Stored records:
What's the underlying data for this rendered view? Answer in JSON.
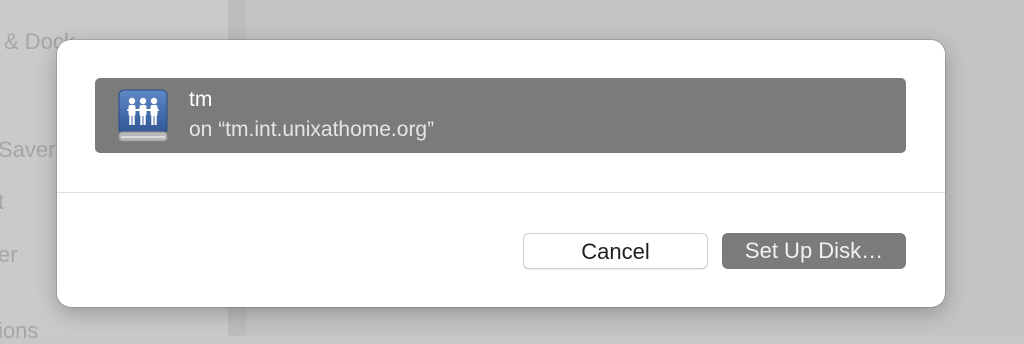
{
  "background": {
    "sidebar_fragments": [
      "& Dock",
      "Saver",
      "t",
      "er",
      "ions"
    ]
  },
  "dialog": {
    "disk": {
      "icon": "network-server-icon",
      "name": "tm",
      "location": "on “tm.int.unixathome.org”"
    },
    "buttons": {
      "cancel_label": "Cancel",
      "setup_label": "Set Up Disk…"
    }
  },
  "colors": {
    "selection": "#7b7b7b",
    "dialog_bg": "#ffffff",
    "disk_icon_blue": "#3f6aa8"
  }
}
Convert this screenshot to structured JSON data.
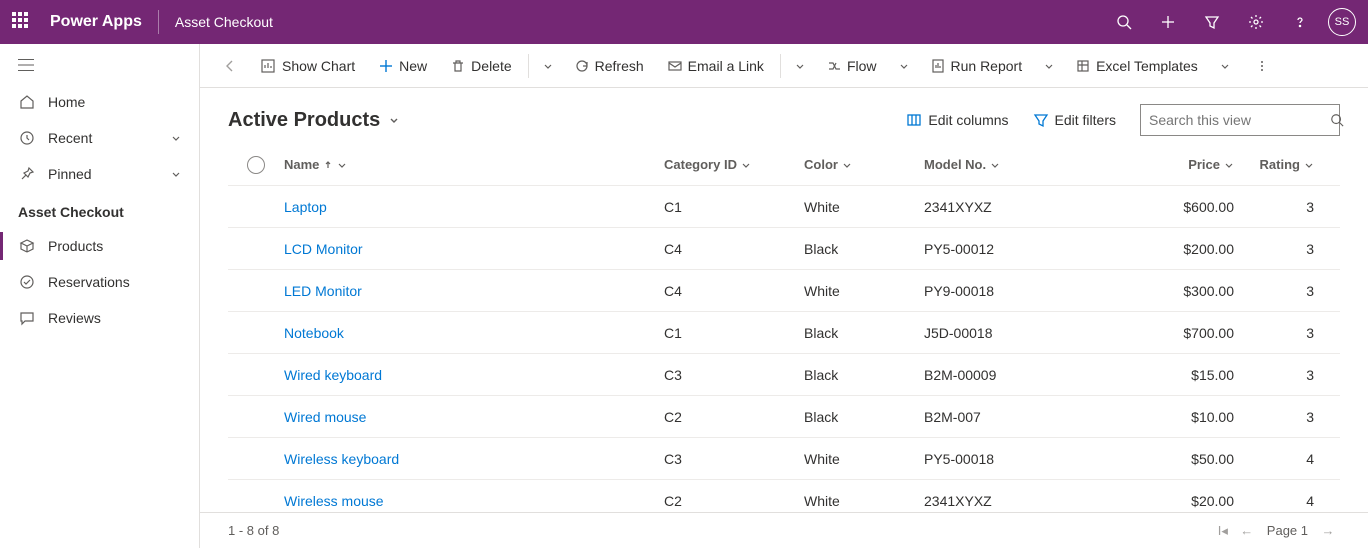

**TASK INSTRUCTIONS**
The pictures should not appear in the copy; every other part of the records above must be returned exactly.

**IN RESPONSE**
What's the underlying data for this rendered view? Answer in JSON.
{
  "background": {
    "sidebar_fragments": [
      "& Dock",
      "Saver",
      "t",
      "er",
      "ions"
    ]
  },
  "dialog": {
    "disk": {
      "icon": "network-server-icon",
      "name": "tm",
      "location": "on “tm.int.unixathome.org”"
    },
    "buttons": {
      "cancel_label": "Cancel",
      "setup_label": "Set Up Disk…"
    }
  },
  "colors": {
    "selection": "#7b7b7b",
    "dialog_bg": "#ffffff",
    "disk_icon_blue": "#3f6aa8"
  }
}
Convert this screenshot to structured JSON data.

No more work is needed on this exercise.